TASK TO COMPLETE –
Wherever a line holds the string "right", copy that line.

Figure record listings
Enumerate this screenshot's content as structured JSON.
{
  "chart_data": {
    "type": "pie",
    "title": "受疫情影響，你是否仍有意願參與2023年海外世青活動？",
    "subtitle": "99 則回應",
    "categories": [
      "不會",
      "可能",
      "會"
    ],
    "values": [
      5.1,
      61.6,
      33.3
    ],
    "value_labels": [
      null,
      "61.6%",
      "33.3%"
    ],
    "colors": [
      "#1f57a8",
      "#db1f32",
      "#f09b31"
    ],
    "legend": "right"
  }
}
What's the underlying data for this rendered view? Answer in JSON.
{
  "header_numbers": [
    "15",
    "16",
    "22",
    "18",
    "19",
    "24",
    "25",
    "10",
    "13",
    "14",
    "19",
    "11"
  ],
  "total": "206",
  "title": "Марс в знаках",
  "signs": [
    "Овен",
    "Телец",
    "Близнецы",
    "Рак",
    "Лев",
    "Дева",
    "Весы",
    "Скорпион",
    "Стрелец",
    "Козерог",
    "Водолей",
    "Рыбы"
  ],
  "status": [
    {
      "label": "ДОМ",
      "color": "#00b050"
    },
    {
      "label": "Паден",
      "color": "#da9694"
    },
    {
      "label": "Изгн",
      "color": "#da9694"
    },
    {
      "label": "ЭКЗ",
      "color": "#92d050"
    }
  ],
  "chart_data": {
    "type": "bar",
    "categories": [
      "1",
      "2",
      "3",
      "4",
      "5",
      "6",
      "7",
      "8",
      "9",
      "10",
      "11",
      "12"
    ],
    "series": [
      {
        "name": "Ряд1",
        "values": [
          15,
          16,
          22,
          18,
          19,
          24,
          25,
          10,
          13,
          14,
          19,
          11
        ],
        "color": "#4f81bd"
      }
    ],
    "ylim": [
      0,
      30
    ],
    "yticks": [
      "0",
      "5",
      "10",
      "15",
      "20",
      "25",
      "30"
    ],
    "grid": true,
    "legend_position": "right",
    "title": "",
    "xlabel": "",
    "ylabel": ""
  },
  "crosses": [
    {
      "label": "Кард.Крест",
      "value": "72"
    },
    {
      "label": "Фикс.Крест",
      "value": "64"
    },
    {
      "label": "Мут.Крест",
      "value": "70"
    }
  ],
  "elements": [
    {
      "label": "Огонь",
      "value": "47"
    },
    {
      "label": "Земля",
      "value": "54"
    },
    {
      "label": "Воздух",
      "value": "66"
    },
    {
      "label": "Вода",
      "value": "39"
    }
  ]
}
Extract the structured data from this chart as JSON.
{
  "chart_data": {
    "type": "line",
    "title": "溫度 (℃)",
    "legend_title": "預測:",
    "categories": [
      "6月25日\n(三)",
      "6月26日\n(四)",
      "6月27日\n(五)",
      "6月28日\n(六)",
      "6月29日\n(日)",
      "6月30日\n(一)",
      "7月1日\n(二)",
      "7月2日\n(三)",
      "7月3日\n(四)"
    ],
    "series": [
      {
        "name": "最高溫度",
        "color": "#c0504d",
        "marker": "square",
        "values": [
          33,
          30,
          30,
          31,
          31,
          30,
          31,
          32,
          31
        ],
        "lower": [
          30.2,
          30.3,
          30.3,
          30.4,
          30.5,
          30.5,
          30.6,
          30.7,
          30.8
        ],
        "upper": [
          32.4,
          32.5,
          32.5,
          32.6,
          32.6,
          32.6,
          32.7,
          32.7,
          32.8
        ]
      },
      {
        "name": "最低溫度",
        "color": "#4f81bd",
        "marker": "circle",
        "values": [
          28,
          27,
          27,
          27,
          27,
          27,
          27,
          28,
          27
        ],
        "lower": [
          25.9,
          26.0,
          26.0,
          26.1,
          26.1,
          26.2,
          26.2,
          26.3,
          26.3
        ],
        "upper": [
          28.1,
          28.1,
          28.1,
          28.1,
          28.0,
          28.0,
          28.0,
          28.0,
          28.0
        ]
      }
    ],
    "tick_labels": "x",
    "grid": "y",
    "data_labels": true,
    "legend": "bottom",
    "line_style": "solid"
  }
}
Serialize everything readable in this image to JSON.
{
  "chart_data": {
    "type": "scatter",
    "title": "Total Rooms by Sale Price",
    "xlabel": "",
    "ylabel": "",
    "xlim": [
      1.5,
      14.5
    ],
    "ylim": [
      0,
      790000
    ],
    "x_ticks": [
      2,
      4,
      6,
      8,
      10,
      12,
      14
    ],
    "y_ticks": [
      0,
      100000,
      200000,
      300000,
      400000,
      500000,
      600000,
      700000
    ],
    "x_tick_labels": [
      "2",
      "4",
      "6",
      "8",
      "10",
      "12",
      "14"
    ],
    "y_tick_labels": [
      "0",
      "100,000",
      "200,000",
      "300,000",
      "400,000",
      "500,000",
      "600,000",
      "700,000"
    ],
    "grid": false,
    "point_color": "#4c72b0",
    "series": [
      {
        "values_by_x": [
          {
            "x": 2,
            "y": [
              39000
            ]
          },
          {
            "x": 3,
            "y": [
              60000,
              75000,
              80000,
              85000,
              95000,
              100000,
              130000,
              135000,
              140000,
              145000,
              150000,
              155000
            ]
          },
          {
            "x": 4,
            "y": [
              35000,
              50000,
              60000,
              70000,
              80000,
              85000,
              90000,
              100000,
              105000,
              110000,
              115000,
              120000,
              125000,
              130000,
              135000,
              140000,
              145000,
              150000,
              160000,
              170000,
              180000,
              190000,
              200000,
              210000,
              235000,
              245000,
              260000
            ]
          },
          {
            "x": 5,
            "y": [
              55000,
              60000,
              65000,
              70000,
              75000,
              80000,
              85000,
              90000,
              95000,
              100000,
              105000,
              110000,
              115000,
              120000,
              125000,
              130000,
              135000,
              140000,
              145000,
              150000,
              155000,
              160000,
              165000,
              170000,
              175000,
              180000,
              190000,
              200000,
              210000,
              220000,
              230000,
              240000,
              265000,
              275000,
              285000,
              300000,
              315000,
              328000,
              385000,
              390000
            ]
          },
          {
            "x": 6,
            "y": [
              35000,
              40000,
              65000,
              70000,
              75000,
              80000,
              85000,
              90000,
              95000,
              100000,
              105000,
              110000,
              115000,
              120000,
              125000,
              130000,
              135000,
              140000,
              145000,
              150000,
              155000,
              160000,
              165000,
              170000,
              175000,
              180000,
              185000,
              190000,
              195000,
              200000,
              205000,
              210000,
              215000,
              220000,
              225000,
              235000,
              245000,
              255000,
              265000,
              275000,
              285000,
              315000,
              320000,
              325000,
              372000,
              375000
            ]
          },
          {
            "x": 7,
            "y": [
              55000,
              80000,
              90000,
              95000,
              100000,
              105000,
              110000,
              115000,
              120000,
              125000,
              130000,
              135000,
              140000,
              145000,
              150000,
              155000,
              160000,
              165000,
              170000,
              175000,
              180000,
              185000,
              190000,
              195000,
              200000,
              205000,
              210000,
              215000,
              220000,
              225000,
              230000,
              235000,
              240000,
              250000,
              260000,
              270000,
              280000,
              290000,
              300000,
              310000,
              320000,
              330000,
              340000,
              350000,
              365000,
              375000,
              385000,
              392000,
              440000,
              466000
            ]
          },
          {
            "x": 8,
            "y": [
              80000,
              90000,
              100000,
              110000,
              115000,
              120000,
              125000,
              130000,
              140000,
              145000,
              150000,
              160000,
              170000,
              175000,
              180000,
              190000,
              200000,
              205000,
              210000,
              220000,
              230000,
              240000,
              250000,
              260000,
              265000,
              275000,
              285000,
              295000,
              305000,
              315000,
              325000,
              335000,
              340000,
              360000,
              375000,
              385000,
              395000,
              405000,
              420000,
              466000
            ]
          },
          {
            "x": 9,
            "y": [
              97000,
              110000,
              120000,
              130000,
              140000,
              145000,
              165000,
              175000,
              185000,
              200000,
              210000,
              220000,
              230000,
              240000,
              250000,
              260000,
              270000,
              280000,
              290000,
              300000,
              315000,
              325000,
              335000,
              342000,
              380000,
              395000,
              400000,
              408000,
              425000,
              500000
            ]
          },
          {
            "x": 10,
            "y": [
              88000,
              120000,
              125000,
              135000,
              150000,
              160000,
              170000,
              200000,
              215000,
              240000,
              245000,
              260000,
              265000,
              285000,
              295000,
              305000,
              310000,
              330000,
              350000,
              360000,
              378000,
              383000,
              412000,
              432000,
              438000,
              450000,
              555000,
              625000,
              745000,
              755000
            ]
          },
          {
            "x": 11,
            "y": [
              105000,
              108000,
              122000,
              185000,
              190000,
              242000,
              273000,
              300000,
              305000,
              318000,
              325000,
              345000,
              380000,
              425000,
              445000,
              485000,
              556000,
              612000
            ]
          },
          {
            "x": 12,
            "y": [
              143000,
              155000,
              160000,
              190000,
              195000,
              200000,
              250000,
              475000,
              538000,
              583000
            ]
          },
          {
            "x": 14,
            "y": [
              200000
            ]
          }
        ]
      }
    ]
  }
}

EXERCISE OUTPUT –
    "legend": "right"
    "legend_position": "right",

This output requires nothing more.